_Task to carry out:_
Where a line of the listing below includes the word "which", reproduce that line.

_Material:_
= = = = = = =

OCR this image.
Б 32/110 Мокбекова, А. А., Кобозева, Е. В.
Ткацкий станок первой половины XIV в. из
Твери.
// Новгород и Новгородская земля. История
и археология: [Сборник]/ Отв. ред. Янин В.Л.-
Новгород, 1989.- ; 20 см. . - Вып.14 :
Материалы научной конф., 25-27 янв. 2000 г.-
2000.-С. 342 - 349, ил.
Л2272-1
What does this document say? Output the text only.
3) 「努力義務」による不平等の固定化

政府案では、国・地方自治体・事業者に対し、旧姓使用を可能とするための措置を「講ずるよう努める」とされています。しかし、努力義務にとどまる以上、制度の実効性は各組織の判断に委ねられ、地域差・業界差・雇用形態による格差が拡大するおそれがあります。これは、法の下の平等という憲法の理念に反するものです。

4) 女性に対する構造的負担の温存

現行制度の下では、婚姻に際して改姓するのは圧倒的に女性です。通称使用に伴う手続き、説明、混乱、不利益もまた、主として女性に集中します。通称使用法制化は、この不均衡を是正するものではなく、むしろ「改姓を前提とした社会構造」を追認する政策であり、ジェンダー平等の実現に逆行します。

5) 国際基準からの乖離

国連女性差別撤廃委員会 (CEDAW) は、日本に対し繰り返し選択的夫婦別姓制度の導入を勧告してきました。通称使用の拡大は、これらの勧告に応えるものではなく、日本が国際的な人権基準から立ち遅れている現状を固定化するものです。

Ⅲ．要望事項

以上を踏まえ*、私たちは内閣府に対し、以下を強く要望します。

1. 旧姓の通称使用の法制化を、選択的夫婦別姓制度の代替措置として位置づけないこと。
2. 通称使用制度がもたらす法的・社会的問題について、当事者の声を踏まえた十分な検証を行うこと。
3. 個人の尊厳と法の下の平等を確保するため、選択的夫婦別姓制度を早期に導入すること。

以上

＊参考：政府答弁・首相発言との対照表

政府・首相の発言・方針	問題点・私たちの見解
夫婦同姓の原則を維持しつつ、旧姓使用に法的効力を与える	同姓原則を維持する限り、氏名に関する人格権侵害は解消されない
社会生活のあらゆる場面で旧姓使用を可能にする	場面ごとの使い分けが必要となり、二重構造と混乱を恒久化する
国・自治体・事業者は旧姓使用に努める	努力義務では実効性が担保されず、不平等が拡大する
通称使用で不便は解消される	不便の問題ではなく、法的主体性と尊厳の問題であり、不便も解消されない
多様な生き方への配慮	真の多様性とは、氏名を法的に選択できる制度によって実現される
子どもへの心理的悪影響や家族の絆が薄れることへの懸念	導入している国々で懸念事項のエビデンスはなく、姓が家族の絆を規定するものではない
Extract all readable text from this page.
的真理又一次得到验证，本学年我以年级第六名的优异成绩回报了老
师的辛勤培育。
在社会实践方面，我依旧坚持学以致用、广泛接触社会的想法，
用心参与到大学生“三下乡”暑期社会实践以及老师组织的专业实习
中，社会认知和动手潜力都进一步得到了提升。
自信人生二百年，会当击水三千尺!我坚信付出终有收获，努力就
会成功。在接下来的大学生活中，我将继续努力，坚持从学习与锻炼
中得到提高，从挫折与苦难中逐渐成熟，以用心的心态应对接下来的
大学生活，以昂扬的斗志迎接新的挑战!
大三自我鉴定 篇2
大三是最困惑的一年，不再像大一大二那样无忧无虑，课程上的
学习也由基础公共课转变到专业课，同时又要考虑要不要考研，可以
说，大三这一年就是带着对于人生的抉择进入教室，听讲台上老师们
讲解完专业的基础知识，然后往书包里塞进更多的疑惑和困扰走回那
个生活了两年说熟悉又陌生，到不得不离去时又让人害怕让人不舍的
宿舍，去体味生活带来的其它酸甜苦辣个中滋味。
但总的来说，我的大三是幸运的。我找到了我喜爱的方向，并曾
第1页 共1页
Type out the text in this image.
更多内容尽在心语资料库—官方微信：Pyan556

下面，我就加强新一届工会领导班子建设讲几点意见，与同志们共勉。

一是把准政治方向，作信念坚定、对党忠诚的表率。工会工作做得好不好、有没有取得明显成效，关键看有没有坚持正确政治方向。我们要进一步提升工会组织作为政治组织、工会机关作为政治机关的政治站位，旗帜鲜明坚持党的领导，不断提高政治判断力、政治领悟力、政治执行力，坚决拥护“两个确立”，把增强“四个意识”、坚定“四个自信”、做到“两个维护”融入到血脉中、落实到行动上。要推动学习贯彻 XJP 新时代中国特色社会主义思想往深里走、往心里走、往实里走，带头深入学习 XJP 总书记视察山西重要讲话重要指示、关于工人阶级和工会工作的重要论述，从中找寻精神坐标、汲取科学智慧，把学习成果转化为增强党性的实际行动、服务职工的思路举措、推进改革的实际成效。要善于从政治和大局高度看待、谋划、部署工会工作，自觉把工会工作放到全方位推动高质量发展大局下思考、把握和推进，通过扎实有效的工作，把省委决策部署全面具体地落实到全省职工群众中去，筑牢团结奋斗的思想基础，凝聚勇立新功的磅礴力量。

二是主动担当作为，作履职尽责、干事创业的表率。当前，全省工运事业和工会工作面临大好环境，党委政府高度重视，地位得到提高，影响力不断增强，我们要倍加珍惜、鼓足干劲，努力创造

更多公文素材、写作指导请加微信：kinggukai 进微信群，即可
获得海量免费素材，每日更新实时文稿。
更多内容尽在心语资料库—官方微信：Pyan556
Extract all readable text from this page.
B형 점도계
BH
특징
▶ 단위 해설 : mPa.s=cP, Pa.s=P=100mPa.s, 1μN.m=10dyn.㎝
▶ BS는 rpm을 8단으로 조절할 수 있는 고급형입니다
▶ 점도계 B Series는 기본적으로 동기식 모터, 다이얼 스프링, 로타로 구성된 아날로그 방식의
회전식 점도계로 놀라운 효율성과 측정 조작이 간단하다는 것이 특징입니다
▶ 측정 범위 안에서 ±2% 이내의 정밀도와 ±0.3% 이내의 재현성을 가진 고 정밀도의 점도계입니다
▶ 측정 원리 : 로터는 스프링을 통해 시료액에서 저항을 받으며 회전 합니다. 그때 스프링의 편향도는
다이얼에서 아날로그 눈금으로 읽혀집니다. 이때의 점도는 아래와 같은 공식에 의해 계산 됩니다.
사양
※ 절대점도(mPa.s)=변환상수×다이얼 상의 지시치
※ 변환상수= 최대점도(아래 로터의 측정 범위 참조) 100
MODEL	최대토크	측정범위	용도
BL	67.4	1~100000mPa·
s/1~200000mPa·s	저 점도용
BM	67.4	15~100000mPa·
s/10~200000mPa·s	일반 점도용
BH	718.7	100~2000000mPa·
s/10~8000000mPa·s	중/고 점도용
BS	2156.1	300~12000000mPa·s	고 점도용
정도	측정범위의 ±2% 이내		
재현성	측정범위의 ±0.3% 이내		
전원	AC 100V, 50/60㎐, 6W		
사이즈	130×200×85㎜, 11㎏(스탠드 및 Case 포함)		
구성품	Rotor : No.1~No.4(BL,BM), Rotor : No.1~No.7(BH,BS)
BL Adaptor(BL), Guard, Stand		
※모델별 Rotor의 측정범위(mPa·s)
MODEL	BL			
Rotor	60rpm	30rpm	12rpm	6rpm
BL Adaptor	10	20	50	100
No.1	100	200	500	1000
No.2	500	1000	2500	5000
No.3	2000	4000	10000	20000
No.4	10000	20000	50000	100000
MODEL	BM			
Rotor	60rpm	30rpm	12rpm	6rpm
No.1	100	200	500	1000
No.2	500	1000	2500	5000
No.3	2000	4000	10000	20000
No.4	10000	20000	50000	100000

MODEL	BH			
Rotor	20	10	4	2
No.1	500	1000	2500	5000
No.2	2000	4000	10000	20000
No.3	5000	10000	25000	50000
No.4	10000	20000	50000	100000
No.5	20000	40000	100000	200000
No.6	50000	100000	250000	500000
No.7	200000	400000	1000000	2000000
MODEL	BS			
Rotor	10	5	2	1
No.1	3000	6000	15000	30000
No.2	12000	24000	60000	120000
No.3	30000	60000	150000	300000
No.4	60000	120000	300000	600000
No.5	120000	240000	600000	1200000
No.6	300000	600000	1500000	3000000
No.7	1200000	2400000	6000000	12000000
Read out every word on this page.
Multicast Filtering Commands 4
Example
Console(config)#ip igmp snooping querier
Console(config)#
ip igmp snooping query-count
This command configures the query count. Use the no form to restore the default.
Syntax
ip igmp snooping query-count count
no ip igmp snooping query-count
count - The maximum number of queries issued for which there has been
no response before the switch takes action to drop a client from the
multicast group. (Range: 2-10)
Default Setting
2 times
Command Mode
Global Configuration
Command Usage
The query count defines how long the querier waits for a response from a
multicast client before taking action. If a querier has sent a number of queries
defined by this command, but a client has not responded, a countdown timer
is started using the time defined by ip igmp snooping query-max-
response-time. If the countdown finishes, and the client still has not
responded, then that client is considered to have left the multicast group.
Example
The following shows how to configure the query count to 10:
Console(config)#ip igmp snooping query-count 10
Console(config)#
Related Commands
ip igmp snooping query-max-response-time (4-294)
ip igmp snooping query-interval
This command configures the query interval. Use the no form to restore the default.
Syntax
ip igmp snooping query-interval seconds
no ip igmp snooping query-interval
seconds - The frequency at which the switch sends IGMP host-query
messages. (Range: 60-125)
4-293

= = = = = = =

_Answer to the exercise:_
count - The maximum number of queries issued for which there has been
seconds - The frequency at which the switch sends IGMP host-query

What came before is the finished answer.